YOUR OBJECTIVE → Retype the listing that follows, word for word.

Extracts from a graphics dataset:
/---
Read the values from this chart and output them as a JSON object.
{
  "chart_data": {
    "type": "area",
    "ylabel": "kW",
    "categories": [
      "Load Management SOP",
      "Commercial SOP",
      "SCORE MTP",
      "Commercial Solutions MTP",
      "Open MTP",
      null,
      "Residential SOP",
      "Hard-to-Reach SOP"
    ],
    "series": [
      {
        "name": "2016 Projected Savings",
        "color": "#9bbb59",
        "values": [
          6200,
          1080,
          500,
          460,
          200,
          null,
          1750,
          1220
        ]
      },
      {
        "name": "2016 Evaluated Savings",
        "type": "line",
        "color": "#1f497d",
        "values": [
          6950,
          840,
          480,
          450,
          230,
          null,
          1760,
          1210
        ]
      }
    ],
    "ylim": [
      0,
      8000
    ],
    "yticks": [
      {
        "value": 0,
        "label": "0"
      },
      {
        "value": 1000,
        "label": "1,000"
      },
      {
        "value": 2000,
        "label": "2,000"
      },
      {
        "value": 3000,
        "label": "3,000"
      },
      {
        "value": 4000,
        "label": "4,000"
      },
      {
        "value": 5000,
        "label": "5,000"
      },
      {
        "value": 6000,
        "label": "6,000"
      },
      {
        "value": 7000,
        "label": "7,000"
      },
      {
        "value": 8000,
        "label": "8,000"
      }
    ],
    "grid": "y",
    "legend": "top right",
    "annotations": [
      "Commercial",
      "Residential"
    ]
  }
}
\---
RIGHT ANSWER →
Read the values from this chart and output them as a JSON object.
{
  "chart_data": {
    "type": "area",
    "ylabel": "kW",
    "categories": [
      "Load Management SOP",
      "Commercial SOP",
      "SCORE MTP",
      "Commercial Solutions MTP",
      "Open MTP",
      null,
      "Residential SOP",
      "Hard-to-Reach SOP"
    ],
    "series": [
      {
        "name": "2016 Projected Savings",
        "color": "#9bbb59",
        "values": [
          6200,
          1080,
          500,
          460,
          200,
          null,
          1750,
          1220
        ]
      },
      {
        "name": "2016 Evaluated Savings",
        "type": "line",
        "color": "#1f497d",
        "values": [
          6950,
          840,
          480,
          450,
          230,
          null,
          1760,
          1210
        ]
      }
    ],
    "ylim": [
      0,
      8000
    ],
    "yticks": [
      {
        "value": 0,
        "label": "0"
      },
      {
        "value": 1000,
        "label": "1,000"
      },
      {
        "value": 2000,
        "label": "2,000"
      },
      {
        "value": 3000,
        "label": "3,000"
      },
      {
        "value": 4000,
        "label": "4,000"
      },
      {
        "value": 5000,
        "label": "5,000"
      },
      {
        "value": 6000,
        "label": "6,000"
      },
      {
        "value": 7000,
        "label": "7,000"
      },
      {
        "value": 8000,
        "label": "8,000"
      }
    ],
    "grid": "y",
    "legend": "top right",
    "annotations": [
      "Commercial",
      "Residential"
    ]
  }
}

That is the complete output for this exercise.